* begin SOURCE RECORDS *

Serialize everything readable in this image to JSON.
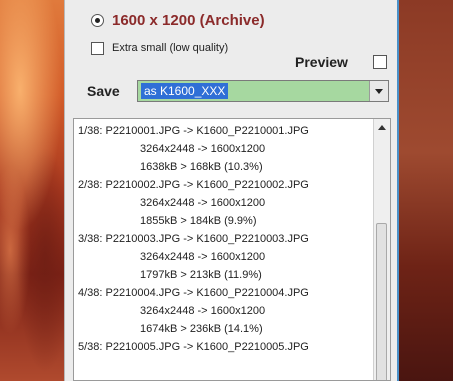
{
  "options": {
    "resolution_label": "1600 x 1200 (Archive)",
    "resolution_selected": true,
    "extra_small_label": "Extra small (low quality)",
    "extra_small_checked": false,
    "preview_label": "Preview",
    "preview_checked": false
  },
  "save": {
    "label": "Save",
    "value": "as K1600_XXX"
  },
  "log": {
    "lines": [
      "1/38: P2210001.JPG -> K1600_P2210001.JPG",
      "3264x2448 -> 1600x1200",
      "1638kB > 168kB (10.3%)",
      "2/38: P2210002.JPG -> K1600_P2210002.JPG",
      "3264x2448 -> 1600x1200",
      "1855kB > 184kB (9.9%)",
      "3/38: P2210003.JPG -> K1600_P2210003.JPG",
      "3264x2448 -> 1600x1200",
      "1797kB > 213kB (11.9%)",
      "4/38: P2210004.JPG -> K1600_P2210004.JPG",
      "3264x2448 -> 1600x1200",
      "1674kB > 236kB (14.1%)",
      "5/38: P2210005.JPG -> K1600_P2210005.JPG"
    ]
  },
  "icons": {
    "radio": "radio-selected-icon",
    "checkbox": "checkbox-icon",
    "dropdown": "chevron-down-icon",
    "scroll_up": "scroll-up-arrow-icon"
  },
  "colors": {
    "resolution_text": "#8b2a2a",
    "save_field_bg": "#a6d8a0",
    "selection_bg": "#2f6fd6",
    "window_border": "#4a90c8"
  }
}
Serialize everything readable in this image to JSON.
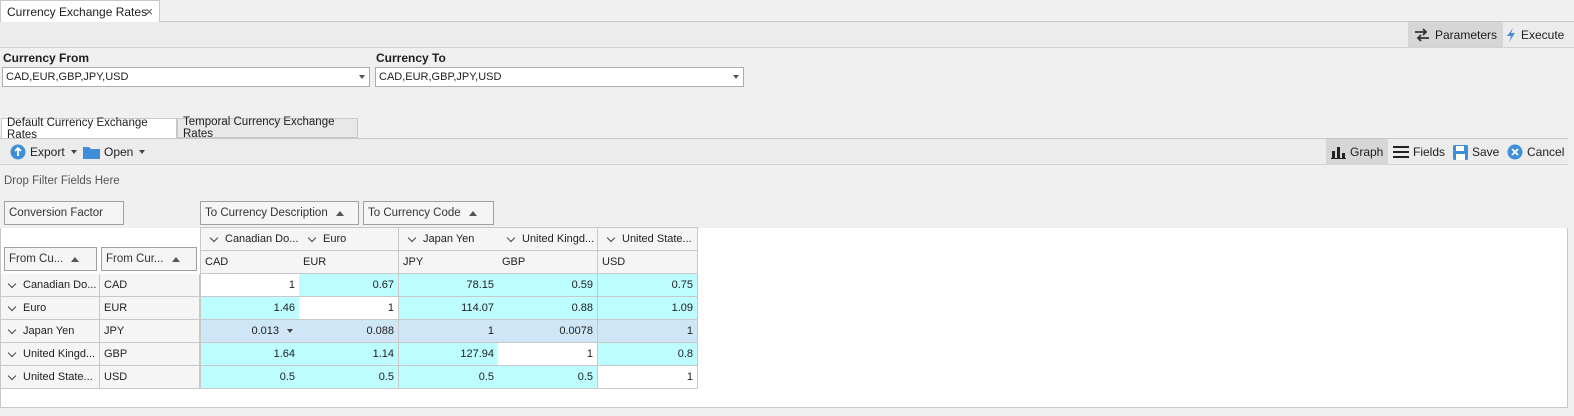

* end SOURCE RECORDS *

▸ STATED EXERCISE: State the number of lines in the preceding entries that include the word "false". Provide nothing else.

▸ TASK SOLUTION: 2